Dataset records
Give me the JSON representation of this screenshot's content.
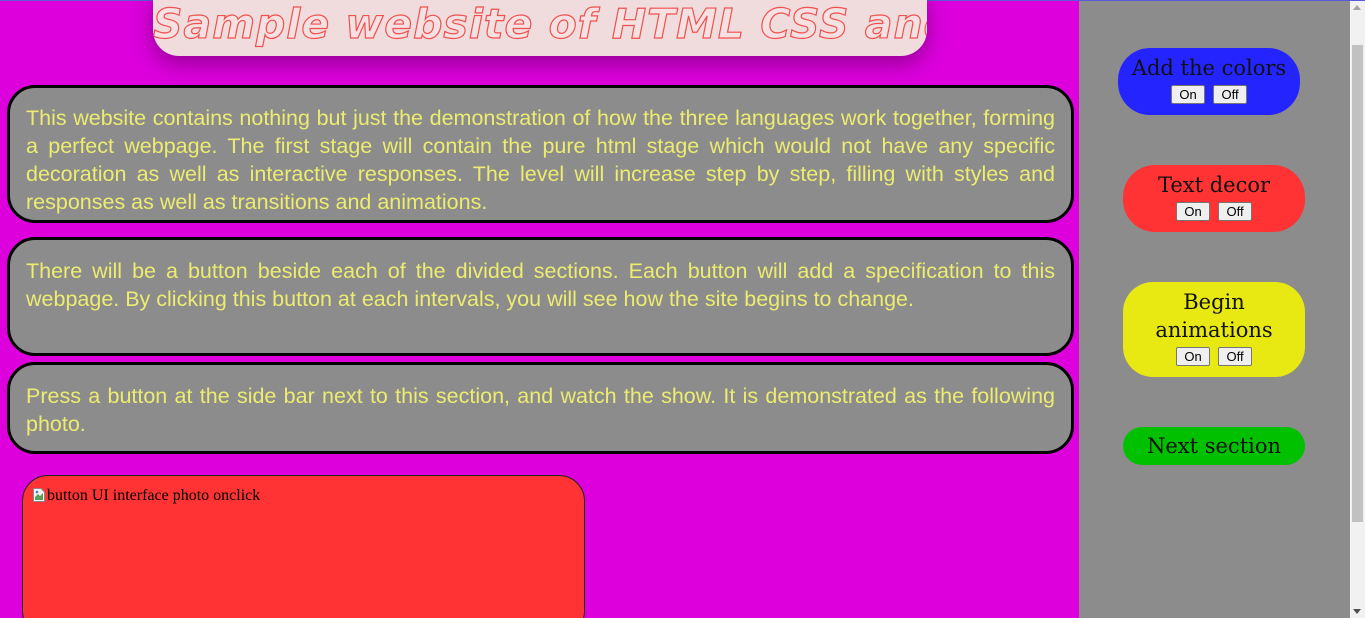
{
  "header": {
    "title": "Sample website of HTML CSS and JS"
  },
  "sections": [
    {
      "text": "This website contains nothing but just the demonstration of how the three languages work together, forming a perfect webpage. The first stage will contain the pure html stage which would not have any specific decoration as well as interactive responses. The level will increase step by step, filling with styles and responses as well as transitions and animations."
    },
    {
      "text": "There will be a button beside each of the divided sections. Each button will add a specification to this webpage. By clicking this button at each intervals, you will see how the site begins to change."
    },
    {
      "text": "Press a button at the side bar next to this section, and watch the show. It is demonstrated as the following photo."
    }
  ],
  "photo": {
    "alt": "button UI interface photo onclick",
    "icon": "broken-image-icon"
  },
  "sidebar": {
    "cards": [
      {
        "label": "Add the colors",
        "on_label": "On",
        "off_label": "Off",
        "color": "#2424ff"
      },
      {
        "label": "Text decor",
        "on_label": "On",
        "off_label": "Off",
        "color": "#ff3333"
      },
      {
        "label": "Begin animations",
        "on_label": "On",
        "off_label": "Off",
        "color": "#e8e812"
      }
    ],
    "next": {
      "label": "Next section",
      "color": "#00c000"
    }
  },
  "colors": {
    "page_background": "#dd00dd",
    "section_background": "#8c8c8c",
    "section_text": "#ecec70",
    "header_background": "#f0dcdc",
    "header_stroke": "#f05050"
  }
}
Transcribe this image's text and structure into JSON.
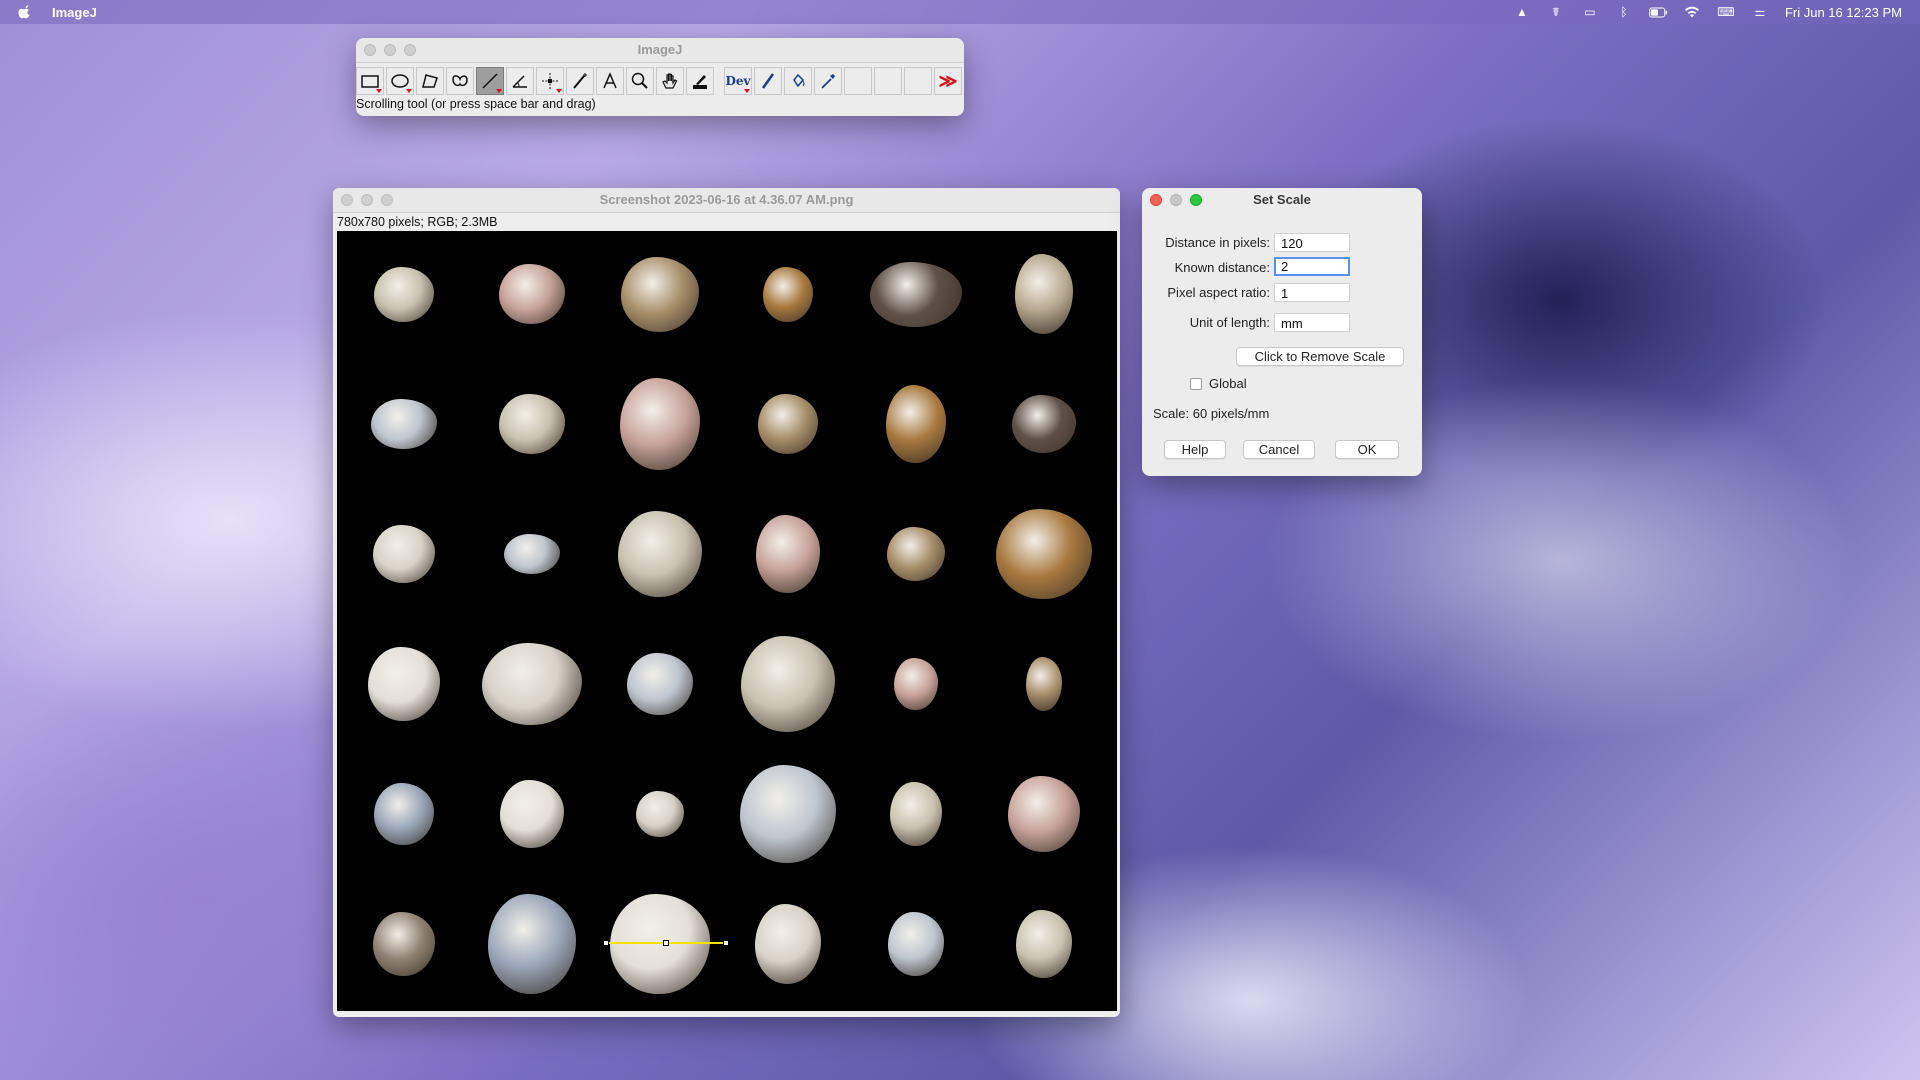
{
  "menubar": {
    "app_name": "ImageJ",
    "clock": "Fri Jun 16  12:23 PM",
    "icons": [
      "scale-icon",
      "spotlight-person-icon",
      "display-icon",
      "bluetooth-icon",
      "battery-icon",
      "wifi-icon",
      "keyboard-icon",
      "control-center-icon"
    ]
  },
  "toolbar_window": {
    "title": "ImageJ",
    "dev_label": "Dev",
    "more_label": "≫",
    "status": "Scrolling tool (or press space bar and drag)",
    "tools": [
      "rectangle-tool",
      "oval-tool",
      "polygon-tool",
      "freehand-tool",
      "line-tool",
      "angle-tool",
      "point-tool",
      "wand-tool",
      "text-tool",
      "magnifier-tool",
      "hand-tool",
      "color-picker-tool",
      "dev-tool",
      "brush-tool",
      "flood-fill-tool",
      "pipette-tool",
      "empty-slot",
      "empty-slot",
      "empty-slot",
      "more-tools"
    ]
  },
  "image_window": {
    "title": "Screenshot 2023-06-16 at 4.36.07 AM.png",
    "info": "780x780 pixels; RGB; 2.3MB"
  },
  "set_scale": {
    "title": "Set Scale",
    "distance_label": "Distance in pixels:",
    "distance_value": "120",
    "known_label": "Known distance:",
    "known_value": "2",
    "aspect_label": "Pixel aspect ratio:",
    "aspect_value": "1",
    "unit_label": "Unit of length:",
    "unit_value": "mm",
    "remove_button": "Click to Remove Scale",
    "global_label": "Global",
    "global_checked": false,
    "scale_text": "Scale: 60 pixels/mm",
    "help_button": "Help",
    "cancel_button": "Cancel",
    "ok_button": "OK"
  },
  "colors": {
    "selected_tool": "#9e9e9e",
    "close_red": "#ff5f57",
    "zoom_green": "#28c840",
    "measure_line": "#f2e400",
    "focus_ring": "#5b8ff0"
  }
}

TASK DESCRIPTION -> Scan the records above for the string "pixels", then select every line that holds it.

CORRECT OUTPUT ->
    "info": "780x780 pixels; RGB; 2.3MB"
    "distance_label": "Distance in pixels:",
    "scale_text": "Scale: 60 pixels/mm",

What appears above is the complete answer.